BEGIN Records for processing
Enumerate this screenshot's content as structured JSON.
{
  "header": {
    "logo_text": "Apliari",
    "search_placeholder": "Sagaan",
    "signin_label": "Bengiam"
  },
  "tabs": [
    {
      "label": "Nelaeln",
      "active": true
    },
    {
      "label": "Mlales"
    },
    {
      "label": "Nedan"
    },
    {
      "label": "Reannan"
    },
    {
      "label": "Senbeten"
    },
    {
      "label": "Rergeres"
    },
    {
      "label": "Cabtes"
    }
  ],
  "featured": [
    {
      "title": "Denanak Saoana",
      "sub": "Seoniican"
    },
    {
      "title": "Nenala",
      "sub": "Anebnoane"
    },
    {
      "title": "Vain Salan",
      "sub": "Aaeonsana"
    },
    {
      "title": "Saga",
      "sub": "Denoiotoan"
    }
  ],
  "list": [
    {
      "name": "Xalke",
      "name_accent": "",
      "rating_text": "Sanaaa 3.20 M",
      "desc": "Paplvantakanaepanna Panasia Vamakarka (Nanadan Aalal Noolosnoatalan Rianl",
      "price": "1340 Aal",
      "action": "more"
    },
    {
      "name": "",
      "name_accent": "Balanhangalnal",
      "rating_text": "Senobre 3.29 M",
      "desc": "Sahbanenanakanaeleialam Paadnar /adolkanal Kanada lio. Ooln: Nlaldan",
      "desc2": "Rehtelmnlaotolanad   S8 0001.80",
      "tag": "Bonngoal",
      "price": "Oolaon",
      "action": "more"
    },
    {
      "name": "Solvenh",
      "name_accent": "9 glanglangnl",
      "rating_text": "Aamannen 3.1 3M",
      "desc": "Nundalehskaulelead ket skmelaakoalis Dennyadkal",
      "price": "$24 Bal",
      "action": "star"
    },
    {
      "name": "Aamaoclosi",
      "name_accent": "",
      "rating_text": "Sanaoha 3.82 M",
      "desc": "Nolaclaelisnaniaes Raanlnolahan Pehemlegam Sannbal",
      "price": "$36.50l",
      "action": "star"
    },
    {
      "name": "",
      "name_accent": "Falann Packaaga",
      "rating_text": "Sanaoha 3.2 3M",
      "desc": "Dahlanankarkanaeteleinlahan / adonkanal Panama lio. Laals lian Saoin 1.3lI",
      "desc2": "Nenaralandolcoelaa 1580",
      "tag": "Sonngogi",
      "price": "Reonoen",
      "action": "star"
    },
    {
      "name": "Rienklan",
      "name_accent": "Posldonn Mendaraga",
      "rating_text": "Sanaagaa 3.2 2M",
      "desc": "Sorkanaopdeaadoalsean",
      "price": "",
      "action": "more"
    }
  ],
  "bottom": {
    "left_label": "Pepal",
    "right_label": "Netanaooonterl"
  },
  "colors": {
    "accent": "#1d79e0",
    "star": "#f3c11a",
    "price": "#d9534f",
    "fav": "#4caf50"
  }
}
END Records for processing
Goal »
Send back all of the entries exactly, with nothing missing.

Response to the exercise »
Enumerate this screenshot's content as structured JSON.
{
  "header": {
    "logo_text": "Apliari",
    "search_placeholder": "Sagaan",
    "signin_label": "Bengiam"
  },
  "tabs": [
    {
      "label": "Nelaeln",
      "active": true
    },
    {
      "label": "Mlales"
    },
    {
      "label": "Nedan"
    },
    {
      "label": "Reannan"
    },
    {
      "label": "Senbeten"
    },
    {
      "label": "Rergeres"
    },
    {
      "label": "Cabtes"
    }
  ],
  "featured": [
    {
      "title": "Denanak Saoana",
      "sub": "Seoniican"
    },
    {
      "title": "Nenala",
      "sub": "Anebnoane"
    },
    {
      "title": "Vain Salan",
      "sub": "Aaeonsana"
    },
    {
      "title": "Saga",
      "sub": "Denoiotoan"
    }
  ],
  "list": [
    {
      "name": "Xalke",
      "name_accent": "",
      "rating_text": "Sanaaa 3.20 M",
      "desc": "Paplvantakanaepanna Panasia Vamakarka (Nanadan Aalal Noolosnoatalan Rianl",
      "price": "1340 Aal",
      "action": "more"
    },
    {
      "name": "",
      "name_accent": "Balanhangalnal",
      "rating_text": "Senobre 3.29 M",
      "desc": "Sahbanenanakanaeleialam Paadnar /adolkanal Kanada lio. Ooln: Nlaldan",
      "desc2": "Rehtelmnlaotolanad   S8 0001.80",
      "tag": "Bonngoal",
      "price": "Oolaon",
      "action": "more"
    },
    {
      "name": "Solvenh",
      "name_accent": "9 glanglangnl",
      "rating_text": "Aamannen 3.1 3M",
      "desc": "Nundalehskaulelead ket skmelaakoalis Dennyadkal",
      "price": "$24 Bal",
      "action": "star"
    },
    {
      "name": "Aamaoclosi",
      "name_accent": "",
      "rating_text": "Sanaoha 3.82 M",
      "desc": "Nolaclaelisnaniaes Raanlnolahan Pehemlegam Sannbal",
      "price": "$36.50l",
      "action": "star"
    },
    {
      "name": "",
      "name_accent": "Falann Packaaga",
      "rating_text": "Sanaoha 3.2 3M",
      "desc": "Dahlanankarkanaeteleinlahan / adonkanal Panama lio. Laals lian Saoin 1.3lI",
      "desc2": "Nenaralandolcoelaa 1580",
      "tag": "Sonngogi",
      "price": "Reonoen",
      "action": "star"
    },
    {
      "name": "Rienklan",
      "name_accent": "Posldonn Mendaraga",
      "rating_text": "Sanaagaa 3.2 2M",
      "desc": "Sorkanaopdeaadoalsean",
      "price": "",
      "action": "more"
    }
  ],
  "bottom": {
    "left_label": "Pepal",
    "right_label": "Netanaooonterl"
  },
  "colors": {
    "accent": "#1d79e0",
    "star": "#f3c11a",
    "price": "#d9534f",
    "fav": "#4caf50"
  }
}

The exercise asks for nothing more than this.